┌────────

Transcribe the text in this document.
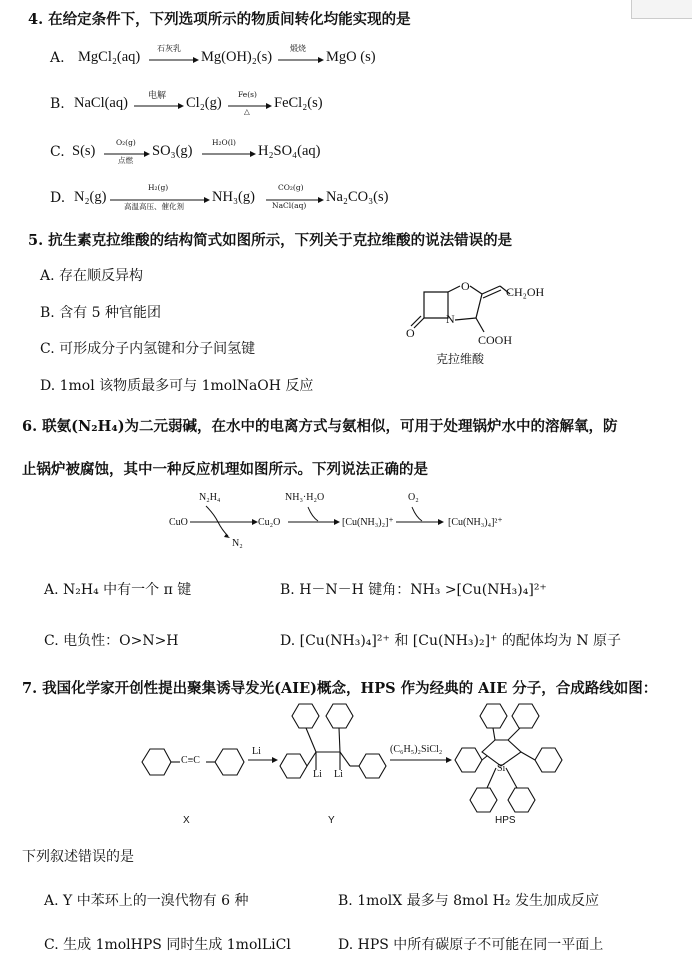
4. 在给定条件下，下列选项所示的物质间转化均能实现的是
A. MgCl₂(aq)
石灰乳
Mg(OH)₂(s)
煅烧
MgO (s)
B. NaCl(aq) 电解 Cl₂(g)
Fe(s)
△
FeCl₂(s)
C. S(s)
O₂(g)
点燃
SO₃(g)
H₂O(l)
H₂SO₄(aq)
D. N₂(g)
H₂(g)
高温高压、催化剂
NH₃(g)
CO₂(g)
NaCl(aq)
Na₂CO₃(s)
5. 抗生素克拉维酸的结构简式如图所示，下列关于克拉维酸的说法错误的是
A. 存在顺反异构
B. 含有 5 种官能团
C. 可形成分子内氢键和分子间氢键
D. 1mol 该物质最多可与 1molNaOH 反应
CH₂OH
O
N
O	COOH
克拉维酸
6. 联氨(N₂H₄)为二元弱碱，在水中的电离方式与氨相似，可用于处理锅炉水中的溶解氧，防
止锅炉被腐蚀，其中一种反应机理如图所示。下列说法正确的是
N₂H₄
CuO
N₂
Cu₂O
NH₃·H₂O
[Cu(NH₃)₂]⁺
O₂
[Cu(NH₃)₄]²⁺
A. N₂H₄ 中有一个 π 键	B. H－N－H 键角：NH₃ >[Cu(NH₃)₄]²⁺
C. 电负性：O>N>H	D. [Cu(NH₃)₄]²⁺ 和 [Cu(NH₃)₂]⁺ 的配体均为 N 原子
7. 我国化学家开创性提出聚集诱导发光(AIE)概念，HPS 作为经典的 AIE 分子，合成路线如图：
C≡C
Li
Li Li
(C₆H₅)₂SiCl₂
Si
X	Y	HPS
下列叙述错误的是
A. Y 中苯环上的一溴代物有 6 种	B. 1molX 最多与 8mol H₂ 发生加成反应
C. 生成 1molHPS 同时生成 1molLiCl	D. HPS 中所有碳原子不可能在同一平面上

└────────

> [WHAT THE TASK ASKS]: Print all of the records shown above exactly, leaving out each picture.

> [EXERCISE RESULT]:
Transcribe the text in this document.
4. 在给定条件下，下列选项所示的物质间转化均能实现的是
A. MgCl₂(aq)
石灰乳
Mg(OH)₂(s)
煅烧
MgO (s)
B. NaCl(aq) 电解 Cl₂(g)
Fe(s)
△
FeCl₂(s)
C. S(s)
O₂(g)
点燃
SO₃(g)
H₂O(l)
H₂SO₄(aq)
D. N₂(g)
H₂(g)
高温高压、催化剂
NH₃(g)
CO₂(g)
NaCl(aq)
Na₂CO₃(s)
5. 抗生素克拉维酸的结构简式如图所示，下列关于克拉维酸的说法错误的是
A. 存在顺反异构
B. 含有 5 种官能团
C. 可形成分子内氢键和分子间氢键
D. 1mol 该物质最多可与 1molNaOH 反应
CH₂OH
O
N
O	COOH
克拉维酸
6. 联氨(N₂H₄)为二元弱碱，在水中的电离方式与氨相似，可用于处理锅炉水中的溶解氧，防
止锅炉被腐蚀，其中一种反应机理如图所示。下列说法正确的是
N₂H₄
CuO
N₂
Cu₂O
NH₃·H₂O
[Cu(NH₃)₂]⁺
O₂
[Cu(NH₃)₄]²⁺
A. N₂H₄ 中有一个 π 键	B. H－N－H 键角：NH₃ >[Cu(NH₃)₄]²⁺
C. 电负性：O>N>H	D. [Cu(NH₃)₄]²⁺ 和 [Cu(NH₃)₂]⁺ 的配体均为 N 原子
7. 我国化学家开创性提出聚集诱导发光(AIE)概念，HPS 作为经典的 AIE 分子，合成路线如图：
C≡C
Li
Li Li
(C₆H₅)₂SiCl₂
Si
X	Y	HPS
下列叙述错误的是
A. Y 中苯环上的一溴代物有 6 种	B. 1molX 最多与 8mol H₂ 发生加成反应
C. 生成 1molHPS 同时生成 1molLiCl	D. HPS 中所有碳原子不可能在同一平面上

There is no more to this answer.